▶ **Exercise brief**:
Transcribe every line of the data below verbatim, omitting the picture.

— begin Task input —

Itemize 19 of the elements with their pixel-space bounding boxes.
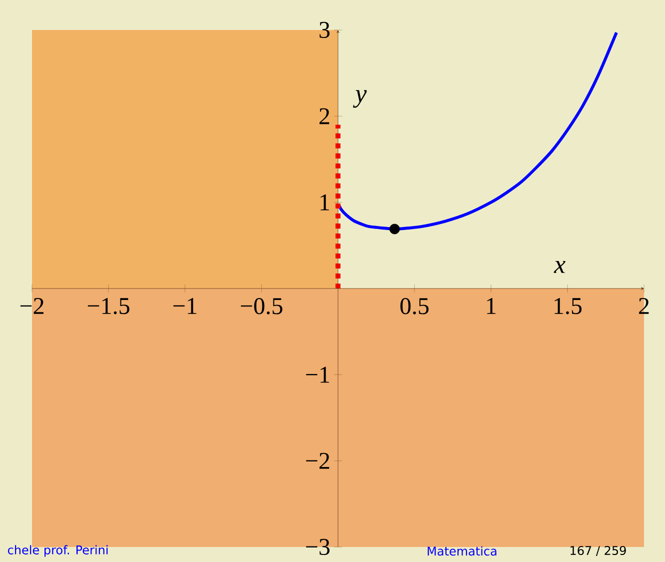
annotation: chele prof. Perini	[8, 545, 108, 557]
y-tick-label: 2	[320, 108, 330, 124]
y-tick-label: 3	[320, 22, 330, 38]
x-tick-label: 1.5	[554, 298, 582, 314]
x-axis-title: x	[554, 260, 566, 273]
x-tick-label: 0.5	[400, 298, 429, 314]
y-tick-label: 1	[320, 194, 330, 210]
y-tick-label: −3	[306, 538, 330, 556]
x-tick-label: −1.5	[88, 298, 130, 314]
x-tick-label: −1	[173, 298, 196, 314]
annotation: Matematica	[428, 546, 496, 556]
x-tick-label: −2	[20, 298, 44, 314]
x-tick-label: 2	[639, 298, 649, 314]
y-axis-title: y	[353, 90, 367, 108]
x-tick-label: −0.5	[240, 298, 282, 314]
x-tick-label: 1	[487, 298, 496, 314]
annotation: 167 / 259	[570, 546, 626, 556]
y-tick-label: −1	[306, 366, 330, 383]
y-tick-label: −2	[306, 452, 330, 469]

— end Task input —

▶ **Written response**:
Itemize 19 of the elements with their pixel-space bounding boxes.
annotation: chele prof. Perini	[8, 545, 108, 557]
y-tick-label: 2	[320, 108, 330, 124]
y-tick-label: 3	[320, 22, 330, 38]
x-tick-label: 1.5	[554, 298, 582, 314]
x-axis-title: x	[554, 260, 566, 273]
x-tick-label: 0.5	[400, 298, 429, 314]
y-tick-label: 1	[320, 194, 330, 210]
y-tick-label: −3	[306, 538, 330, 556]
x-tick-label: −1.5	[88, 298, 130, 314]
x-tick-label: −1	[173, 298, 196, 314]
annotation: Matematica	[428, 546, 496, 556]
x-tick-label: −2	[20, 298, 44, 314]
x-tick-label: 2	[639, 298, 649, 314]
y-axis-title: y	[353, 90, 367, 108]
x-tick-label: −0.5	[240, 298, 282, 314]
x-tick-label: 1	[487, 298, 496, 314]
annotation: 167 / 259	[570, 546, 626, 556]
y-tick-label: −1	[306, 366, 330, 383]
y-tick-label: −2	[306, 452, 330, 469]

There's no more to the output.